* **SET TASK**
Every line of the material below must be repeated exactly.

* **EXTRACTED DATA**
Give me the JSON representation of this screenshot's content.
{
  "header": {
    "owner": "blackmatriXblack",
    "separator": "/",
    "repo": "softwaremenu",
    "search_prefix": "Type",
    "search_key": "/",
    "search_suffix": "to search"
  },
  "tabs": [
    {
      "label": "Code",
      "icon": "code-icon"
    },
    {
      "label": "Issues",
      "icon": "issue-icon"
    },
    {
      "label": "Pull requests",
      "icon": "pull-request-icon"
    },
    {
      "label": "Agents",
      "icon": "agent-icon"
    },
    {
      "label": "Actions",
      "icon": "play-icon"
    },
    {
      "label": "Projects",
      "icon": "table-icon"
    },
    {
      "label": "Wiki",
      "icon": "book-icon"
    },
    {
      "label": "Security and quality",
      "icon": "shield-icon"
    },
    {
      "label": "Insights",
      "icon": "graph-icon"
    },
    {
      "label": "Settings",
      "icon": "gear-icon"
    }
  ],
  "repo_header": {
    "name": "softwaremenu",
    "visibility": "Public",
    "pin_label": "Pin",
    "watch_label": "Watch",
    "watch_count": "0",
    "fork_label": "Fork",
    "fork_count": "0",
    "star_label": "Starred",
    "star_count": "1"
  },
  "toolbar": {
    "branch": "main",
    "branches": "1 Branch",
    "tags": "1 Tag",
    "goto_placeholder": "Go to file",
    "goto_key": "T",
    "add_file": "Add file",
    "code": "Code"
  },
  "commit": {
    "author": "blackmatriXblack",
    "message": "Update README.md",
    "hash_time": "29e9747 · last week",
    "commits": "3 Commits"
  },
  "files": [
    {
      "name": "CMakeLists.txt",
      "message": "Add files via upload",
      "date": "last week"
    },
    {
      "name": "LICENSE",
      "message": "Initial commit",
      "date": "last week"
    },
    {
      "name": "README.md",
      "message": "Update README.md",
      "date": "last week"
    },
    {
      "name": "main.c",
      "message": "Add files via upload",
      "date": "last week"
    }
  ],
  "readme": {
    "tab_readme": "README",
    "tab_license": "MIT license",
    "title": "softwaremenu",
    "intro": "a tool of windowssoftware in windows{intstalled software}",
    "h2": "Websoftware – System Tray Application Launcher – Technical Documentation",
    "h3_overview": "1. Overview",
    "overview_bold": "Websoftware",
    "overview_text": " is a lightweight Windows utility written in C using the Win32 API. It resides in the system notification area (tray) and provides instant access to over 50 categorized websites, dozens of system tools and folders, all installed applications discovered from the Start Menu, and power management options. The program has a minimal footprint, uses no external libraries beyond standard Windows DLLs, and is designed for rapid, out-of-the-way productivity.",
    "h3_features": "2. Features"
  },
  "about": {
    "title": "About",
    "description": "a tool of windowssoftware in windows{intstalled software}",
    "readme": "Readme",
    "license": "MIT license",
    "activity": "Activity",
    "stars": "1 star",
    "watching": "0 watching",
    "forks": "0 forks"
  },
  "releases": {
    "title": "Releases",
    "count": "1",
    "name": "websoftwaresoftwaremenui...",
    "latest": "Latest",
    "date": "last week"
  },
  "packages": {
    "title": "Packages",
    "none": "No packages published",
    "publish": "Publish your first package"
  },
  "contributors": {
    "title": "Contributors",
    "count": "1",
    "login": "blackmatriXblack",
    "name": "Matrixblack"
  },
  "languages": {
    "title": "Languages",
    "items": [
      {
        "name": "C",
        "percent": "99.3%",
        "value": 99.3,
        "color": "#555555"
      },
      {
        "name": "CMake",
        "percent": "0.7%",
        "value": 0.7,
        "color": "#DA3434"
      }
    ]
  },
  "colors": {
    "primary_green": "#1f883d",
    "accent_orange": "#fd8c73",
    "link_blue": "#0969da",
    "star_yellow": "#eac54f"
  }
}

* **RESULT**
Give me the JSON representation of this screenshot's content.
{
  "header": {
    "owner": "blackmatriXblack",
    "separator": "/",
    "repo": "softwaremenu",
    "search_prefix": "Type",
    "search_key": "/",
    "search_suffix": "to search"
  },
  "tabs": [
    {
      "label": "Code",
      "icon": "code-icon"
    },
    {
      "label": "Issues",
      "icon": "issue-icon"
    },
    {
      "label": "Pull requests",
      "icon": "pull-request-icon"
    },
    {
      "label": "Agents",
      "icon": "agent-icon"
    },
    {
      "label": "Actions",
      "icon": "play-icon"
    },
    {
      "label": "Projects",
      "icon": "table-icon"
    },
    {
      "label": "Wiki",
      "icon": "book-icon"
    },
    {
      "label": "Security and quality",
      "icon": "shield-icon"
    },
    {
      "label": "Insights",
      "icon": "graph-icon"
    },
    {
      "label": "Settings",
      "icon": "gear-icon"
    }
  ],
  "repo_header": {
    "name": "softwaremenu",
    "visibility": "Public",
    "pin_label": "Pin",
    "watch_label": "Watch",
    "watch_count": "0",
    "fork_label": "Fork",
    "fork_count": "0",
    "star_label": "Starred",
    "star_count": "1"
  },
  "toolbar": {
    "branch": "main",
    "branches": "1 Branch",
    "tags": "1 Tag",
    "goto_placeholder": "Go to file",
    "goto_key": "T",
    "add_file": "Add file",
    "code": "Code"
  },
  "commit": {
    "author": "blackmatriXblack",
    "message": "Update README.md",
    "hash_time": "29e9747 · last week",
    "commits": "3 Commits"
  },
  "files": [
    {
      "name": "CMakeLists.txt",
      "message": "Add files via upload",
      "date": "last week"
    },
    {
      "name": "LICENSE",
      "message": "Initial commit",
      "date": "last week"
    },
    {
      "name": "README.md",
      "message": "Update README.md",
      "date": "last week"
    },
    {
      "name": "main.c",
      "message": "Add files via upload",
      "date": "last week"
    }
  ],
  "readme": {
    "tab_readme": "README",
    "tab_license": "MIT license",
    "title": "softwaremenu",
    "intro": "a tool of windowssoftware in windows{intstalled software}",
    "h2": "Websoftware – System Tray Application Launcher – Technical Documentation",
    "h3_overview": "1. Overview",
    "overview_bold": "Websoftware",
    "overview_text": " is a lightweight Windows utility written in C using the Win32 API. It resides in the system notification area (tray) and provides instant access to over 50 categorized websites, dozens of system tools and folders, all installed applications discovered from the Start Menu, and power management options. The program has a minimal footprint, uses no external libraries beyond standard Windows DLLs, and is designed for rapid, out-of-the-way productivity.",
    "h3_features": "2. Features"
  },
  "about": {
    "title": "About",
    "description": "a tool of windowssoftware in windows{intstalled software}",
    "readme": "Readme",
    "license": "MIT license",
    "activity": "Activity",
    "stars": "1 star",
    "watching": "0 watching",
    "forks": "0 forks"
  },
  "releases": {
    "title": "Releases",
    "count": "1",
    "name": "websoftwaresoftwaremenui...",
    "latest": "Latest",
    "date": "last week"
  },
  "packages": {
    "title": "Packages",
    "none": "No packages published",
    "publish": "Publish your first package"
  },
  "contributors": {
    "title": "Contributors",
    "count": "1",
    "login": "blackmatriXblack",
    "name": "Matrixblack"
  },
  "languages": {
    "title": "Languages",
    "items": [
      {
        "name": "C",
        "percent": "99.3%",
        "value": 99.3,
        "color": "#555555"
      },
      {
        "name": "CMake",
        "percent": "0.7%",
        "value": 0.7,
        "color": "#DA3434"
      }
    ]
  },
  "colors": {
    "primary_green": "#1f883d",
    "accent_orange": "#fd8c73",
    "link_blue": "#0969da",
    "star_yellow": "#eac54f"
  }
}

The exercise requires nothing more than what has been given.